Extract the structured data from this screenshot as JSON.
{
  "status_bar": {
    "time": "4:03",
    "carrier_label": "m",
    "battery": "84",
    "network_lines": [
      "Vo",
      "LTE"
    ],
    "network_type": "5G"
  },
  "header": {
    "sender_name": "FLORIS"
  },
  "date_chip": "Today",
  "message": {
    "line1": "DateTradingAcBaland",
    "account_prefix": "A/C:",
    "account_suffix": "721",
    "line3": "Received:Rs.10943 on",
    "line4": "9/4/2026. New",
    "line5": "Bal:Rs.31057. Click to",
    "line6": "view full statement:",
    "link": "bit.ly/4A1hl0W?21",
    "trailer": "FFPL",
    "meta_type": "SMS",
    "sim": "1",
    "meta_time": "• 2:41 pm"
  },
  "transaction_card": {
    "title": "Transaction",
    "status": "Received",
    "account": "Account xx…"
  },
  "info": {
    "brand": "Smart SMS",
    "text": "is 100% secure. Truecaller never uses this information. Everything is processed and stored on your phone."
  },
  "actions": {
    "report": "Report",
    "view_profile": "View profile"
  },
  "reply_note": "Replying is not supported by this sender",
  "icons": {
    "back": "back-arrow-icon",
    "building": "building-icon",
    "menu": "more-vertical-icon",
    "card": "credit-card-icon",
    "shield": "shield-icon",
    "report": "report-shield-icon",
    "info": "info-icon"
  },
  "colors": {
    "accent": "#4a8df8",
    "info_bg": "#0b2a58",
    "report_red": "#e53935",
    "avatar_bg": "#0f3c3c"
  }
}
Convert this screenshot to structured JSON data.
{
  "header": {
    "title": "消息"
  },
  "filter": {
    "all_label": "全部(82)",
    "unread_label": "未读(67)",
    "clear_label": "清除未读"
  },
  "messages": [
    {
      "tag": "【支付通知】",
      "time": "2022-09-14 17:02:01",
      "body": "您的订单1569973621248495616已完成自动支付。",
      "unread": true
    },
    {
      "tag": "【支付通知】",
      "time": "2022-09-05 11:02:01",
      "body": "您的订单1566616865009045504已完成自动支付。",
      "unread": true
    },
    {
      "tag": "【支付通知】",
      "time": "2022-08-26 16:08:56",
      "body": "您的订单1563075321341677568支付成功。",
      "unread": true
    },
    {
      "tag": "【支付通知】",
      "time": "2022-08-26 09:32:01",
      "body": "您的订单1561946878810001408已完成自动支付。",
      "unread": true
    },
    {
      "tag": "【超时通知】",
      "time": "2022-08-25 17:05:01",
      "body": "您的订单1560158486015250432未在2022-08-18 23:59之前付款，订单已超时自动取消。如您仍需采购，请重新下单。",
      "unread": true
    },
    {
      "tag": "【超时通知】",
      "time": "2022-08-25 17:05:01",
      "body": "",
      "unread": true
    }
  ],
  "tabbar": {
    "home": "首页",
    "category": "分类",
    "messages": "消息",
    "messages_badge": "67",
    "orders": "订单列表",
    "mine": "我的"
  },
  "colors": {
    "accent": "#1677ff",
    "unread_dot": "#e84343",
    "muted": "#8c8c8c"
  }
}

Written task →
The entries above must be returned exactly.

Exercise solution →
Extract the structured data from this screenshot as JSON.
{
  "status_bar": {
    "time": "4:03",
    "carrier_label": "m",
    "battery": "84",
    "network_lines": [
      "Vo",
      "LTE"
    ],
    "network_type": "5G"
  },
  "header": {
    "sender_name": "FLORIS"
  },
  "date_chip": "Today",
  "message": {
    "line1": "DateTradingAcBaland",
    "account_prefix": "A/C:",
    "account_suffix": "721",
    "line3": "Received:Rs.10943 on",
    "line4": "9/4/2026. New",
    "line5": "Bal:Rs.31057. Click to",
    "line6": "view full statement:",
    "link": "bit.ly/4A1hl0W?21",
    "trailer": "FFPL",
    "meta_type": "SMS",
    "sim": "1",
    "meta_time": "• 2:41 pm"
  },
  "transaction_card": {
    "title": "Transaction",
    "status": "Received",
    "account": "Account xx…"
  },
  "info": {
    "brand": "Smart SMS",
    "text": "is 100% secure. Truecaller never uses this information. Everything is processed and stored on your phone."
  },
  "actions": {
    "report": "Report",
    "view_profile": "View profile"
  },
  "reply_note": "Replying is not supported by this sender",
  "icons": {
    "back": "back-arrow-icon",
    "building": "building-icon",
    "menu": "more-vertical-icon",
    "card": "credit-card-icon",
    "shield": "shield-icon",
    "report": "report-shield-icon",
    "info": "info-icon"
  },
  "colors": {
    "accent": "#4a8df8",
    "info_bg": "#0b2a58",
    "report_red": "#e53935",
    "avatar_bg": "#0f3c3c"
  }
}
Convert this screenshot to structured JSON data.
{
  "header": {
    "title": "消息"
  },
  "filter": {
    "all_label": "全部(82)",
    "unread_label": "未读(67)",
    "clear_label": "清除未读"
  },
  "messages": [
    {
      "tag": "【支付通知】",
      "time": "2022-09-14 17:02:01",
      "body": "您的订单1569973621248495616已完成自动支付。",
      "unread": true
    },
    {
      "tag": "【支付通知】",
      "time": "2022-09-05 11:02:01",
      "body": "您的订单1566616865009045504已完成自动支付。",
      "unread": true
    },
    {
      "tag": "【支付通知】",
      "time": "2022-08-26 16:08:56",
      "body": "您的订单1563075321341677568支付成功。",
      "unread": true
    },
    {
      "tag": "【支付通知】",
      "time": "2022-08-26 09:32:01",
      "body": "您的订单1561946878810001408已完成自动支付。",
      "unread": true
    },
    {
      "tag": "【超时通知】",
      "time": "2022-08-25 17:05:01",
      "body": "您的订单1560158486015250432未在2022-08-18 23:59之前付款，订单已超时自动取消。如您仍需采购，请重新下单。",
      "unread": true
    },
    {
      "tag": "【超时通知】",
      "time": "2022-08-25 17:05:01",
      "body": "",
      "unread": true
    }
  ],
  "tabbar": {
    "home": "首页",
    "category": "分类",
    "messages": "消息",
    "messages_badge": "67",
    "orders": "订单列表",
    "mine": "我的"
  },
  "colors": {
    "accent": "#1677ff",
    "unread_dot": "#e84343",
    "muted": "#8c8c8c"
  }
}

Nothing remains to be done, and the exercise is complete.